> _TEXT EXTRACT_:
Camouflage: Light, Dark, Neutral and Natural

Camouflage is about “not being seen”, which is one of the most fundamental of survival strategies. If you cannot become “invisible”, you may be able to appear insignificant, uninteresting or become easily “lost in a crowd”.
Good use of monotone neutrals. In some shots the actresses blend into the terrain.
You may have spent good money on the latest designer camouflage, but it is of no use to you hanging up at home. The most likely source of threat is other human-beings, and you are most at risk when other people are around.
Miyamoto Musashi tells us in the “Book of Five Rings”:
“In all forms of strategy, it is necessary to maintain the combat stance in everyday life and to make your everyday stance your combat stance. You must research this well.”
In clothing terms, what Musashi tells us means your everyday wear should be selected with a mind to decreasing your “visibility”.
Camouflage-patterned clothing does have a place in a prepper's wardrobe. There are, however, times when using camouflage-patterned clothing may be counter-productive. In cosmopolitan cities, clothing in camouflage or camouflage-like patterns may attract little attention. In other parts of the world, its use may attract unwelcome attention, or get you wrongly identified as military, paramilitary or a poacher.
Even if restricted to unpatterned clothing, there are strategies that we can adopt that will still decrease our visibility.
In previous blogs, I have touched upon a concept that might be called “camouflage without camouflage”. One can make oneself less observable by using a mix of non-camo-pattern clothing.
By using a variety of shades and hues, the basic identifiable human-shape can be broken up and become harder to distinguish. I have advised that you select clothing items in neutral and natural shades and colours.
While this remains good advice, a little more thought needs to be given to the system and some additional explanation may be warranted.

What is a Neutral Colour?

“Neutral colors are muted shades that appear to lack color but often have underlying hues that change with different lighting. Examples of neutral colors include beige, taupe, gray, cream, brown, black, and white. While neutral colors are not on the color wheel, they complement primary and secondary colors.”
On this blog I have stressed “neutral and natural”. Not all colours classed as neutrals are suitable for concealment.

Black

Regular readers should already know that “black is NOT a camouflage colour”.
In the movies, the bad guys, and often the hero will be dressed in black. It looks great on screen, and makes the actors stand out. This is exactly the opposite of the effect we want our clothes to have!
Even at night, black is to be avoided. In many partially lit conditions, black can be too dark, and stand out. Seldom is it dark enough for black clothing.
The special forces in Vietnam who dyed their gear black knew the colour would soon fade to a more useful dark grey.
Pure black clothing also tends to show the dirt, so you might like to rethink its usefulness as general wear.
If you want a dark suit for weddings and funeral, buy charcoal-grey rather than true black.

> _RECORDS SUPPLIED_:

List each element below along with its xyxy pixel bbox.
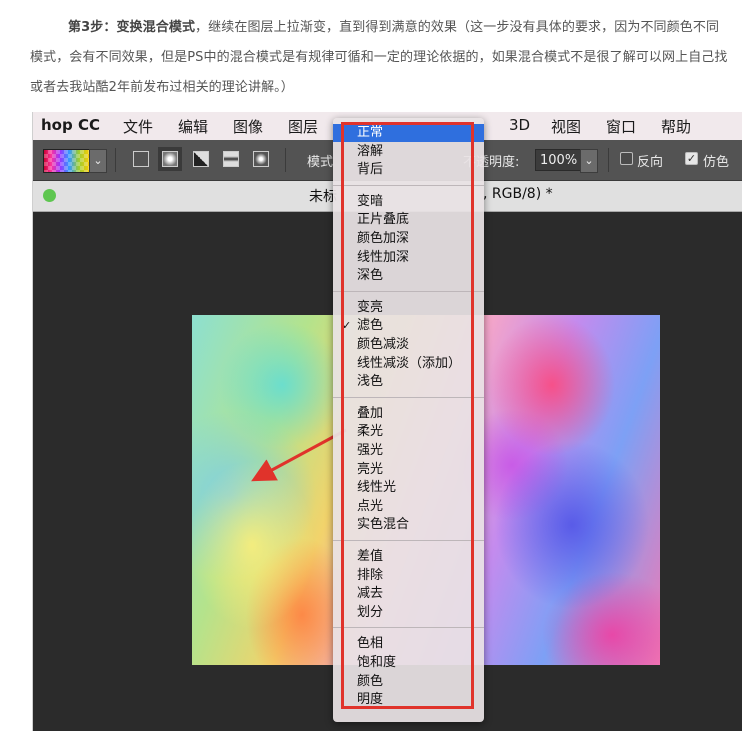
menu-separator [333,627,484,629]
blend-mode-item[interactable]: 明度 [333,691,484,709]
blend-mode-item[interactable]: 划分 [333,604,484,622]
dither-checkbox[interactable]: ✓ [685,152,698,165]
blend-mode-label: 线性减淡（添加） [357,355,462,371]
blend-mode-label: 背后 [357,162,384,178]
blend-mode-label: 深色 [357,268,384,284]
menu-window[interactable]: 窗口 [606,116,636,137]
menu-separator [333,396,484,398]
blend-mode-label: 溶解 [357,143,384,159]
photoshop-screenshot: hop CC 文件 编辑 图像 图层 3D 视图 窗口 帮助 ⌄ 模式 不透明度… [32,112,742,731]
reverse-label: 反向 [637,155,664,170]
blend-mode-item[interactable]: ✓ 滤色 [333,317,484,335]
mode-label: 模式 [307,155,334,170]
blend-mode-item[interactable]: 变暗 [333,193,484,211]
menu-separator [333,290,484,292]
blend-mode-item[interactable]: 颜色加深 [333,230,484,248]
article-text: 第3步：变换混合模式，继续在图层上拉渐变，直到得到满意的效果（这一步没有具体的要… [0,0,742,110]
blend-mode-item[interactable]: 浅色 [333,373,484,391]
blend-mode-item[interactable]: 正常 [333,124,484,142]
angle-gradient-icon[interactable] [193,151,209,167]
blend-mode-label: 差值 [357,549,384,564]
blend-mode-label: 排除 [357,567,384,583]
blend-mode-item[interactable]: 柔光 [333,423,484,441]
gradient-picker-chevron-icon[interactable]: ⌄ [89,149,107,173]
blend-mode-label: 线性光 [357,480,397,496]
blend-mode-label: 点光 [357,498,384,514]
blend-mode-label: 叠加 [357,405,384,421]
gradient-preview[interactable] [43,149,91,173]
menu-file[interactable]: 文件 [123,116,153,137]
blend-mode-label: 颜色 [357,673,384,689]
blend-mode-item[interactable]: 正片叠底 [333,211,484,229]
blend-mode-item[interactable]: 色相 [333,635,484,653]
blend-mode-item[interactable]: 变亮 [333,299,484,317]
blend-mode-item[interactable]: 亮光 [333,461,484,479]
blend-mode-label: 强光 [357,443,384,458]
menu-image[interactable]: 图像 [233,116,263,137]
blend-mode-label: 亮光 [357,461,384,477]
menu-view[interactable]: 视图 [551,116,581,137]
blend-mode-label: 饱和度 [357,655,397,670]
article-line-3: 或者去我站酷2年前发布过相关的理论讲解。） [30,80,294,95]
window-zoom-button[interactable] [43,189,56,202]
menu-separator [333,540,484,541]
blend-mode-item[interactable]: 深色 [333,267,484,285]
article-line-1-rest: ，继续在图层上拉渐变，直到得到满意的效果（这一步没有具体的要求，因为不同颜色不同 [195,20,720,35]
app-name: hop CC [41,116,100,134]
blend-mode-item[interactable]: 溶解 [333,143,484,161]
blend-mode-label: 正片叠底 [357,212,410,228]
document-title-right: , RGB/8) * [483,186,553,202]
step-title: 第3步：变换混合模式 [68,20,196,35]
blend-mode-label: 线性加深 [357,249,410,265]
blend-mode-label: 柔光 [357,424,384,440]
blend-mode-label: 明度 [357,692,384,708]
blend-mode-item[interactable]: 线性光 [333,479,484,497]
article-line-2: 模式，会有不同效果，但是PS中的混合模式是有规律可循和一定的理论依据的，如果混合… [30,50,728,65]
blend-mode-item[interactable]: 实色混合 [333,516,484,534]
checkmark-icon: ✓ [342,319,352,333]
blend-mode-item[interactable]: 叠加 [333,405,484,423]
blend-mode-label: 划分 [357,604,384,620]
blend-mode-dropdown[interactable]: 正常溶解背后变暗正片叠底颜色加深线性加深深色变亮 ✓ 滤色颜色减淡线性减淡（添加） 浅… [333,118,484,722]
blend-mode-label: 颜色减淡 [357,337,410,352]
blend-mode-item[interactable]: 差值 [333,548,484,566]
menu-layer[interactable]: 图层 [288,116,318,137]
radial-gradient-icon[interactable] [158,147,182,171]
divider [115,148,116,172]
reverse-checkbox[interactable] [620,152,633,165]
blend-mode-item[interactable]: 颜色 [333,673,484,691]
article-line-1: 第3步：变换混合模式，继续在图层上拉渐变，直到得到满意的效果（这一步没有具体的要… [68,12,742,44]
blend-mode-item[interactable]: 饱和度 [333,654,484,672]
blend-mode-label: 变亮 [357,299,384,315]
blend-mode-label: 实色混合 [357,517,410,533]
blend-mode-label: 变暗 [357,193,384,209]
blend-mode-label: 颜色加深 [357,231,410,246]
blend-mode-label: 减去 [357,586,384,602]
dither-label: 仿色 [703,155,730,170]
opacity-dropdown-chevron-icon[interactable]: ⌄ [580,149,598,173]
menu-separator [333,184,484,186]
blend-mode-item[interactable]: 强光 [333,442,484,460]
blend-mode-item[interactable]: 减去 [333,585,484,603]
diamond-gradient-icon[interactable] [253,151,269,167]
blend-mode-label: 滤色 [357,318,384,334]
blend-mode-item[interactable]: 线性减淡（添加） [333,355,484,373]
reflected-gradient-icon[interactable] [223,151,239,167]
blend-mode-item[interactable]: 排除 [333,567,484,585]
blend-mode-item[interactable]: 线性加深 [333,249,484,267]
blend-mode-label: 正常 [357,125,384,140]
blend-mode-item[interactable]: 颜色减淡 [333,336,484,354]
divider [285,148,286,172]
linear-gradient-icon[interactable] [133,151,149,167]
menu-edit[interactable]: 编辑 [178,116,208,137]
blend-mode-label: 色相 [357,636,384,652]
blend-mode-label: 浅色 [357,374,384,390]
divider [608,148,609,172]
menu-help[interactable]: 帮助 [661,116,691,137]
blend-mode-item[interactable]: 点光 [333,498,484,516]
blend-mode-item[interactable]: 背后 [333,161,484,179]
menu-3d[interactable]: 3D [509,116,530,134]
--
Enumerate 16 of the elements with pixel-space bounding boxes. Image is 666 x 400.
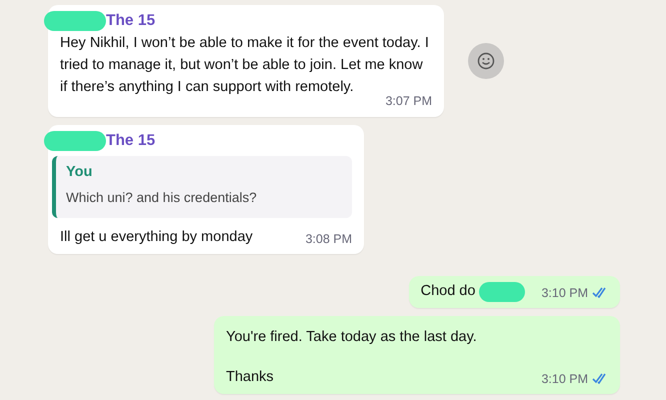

> _STATED TASK_:
Summarize the camouflage text in two sentences. The entries have no connection to the camouflage text.

> _EXERCISE RESULT_:
Camouflage is about not being seen, and because other people are the likeliest threat, everyday clothing should be chosen to lower visibility, often with a mix of neutral and natural shades rather than camouflage patterns, which in some places attract unwelcome attention. Not every neutral color suits concealment: black stands out even at night and shows dirt, so a dark suit should be charcoal-gray rather than true black.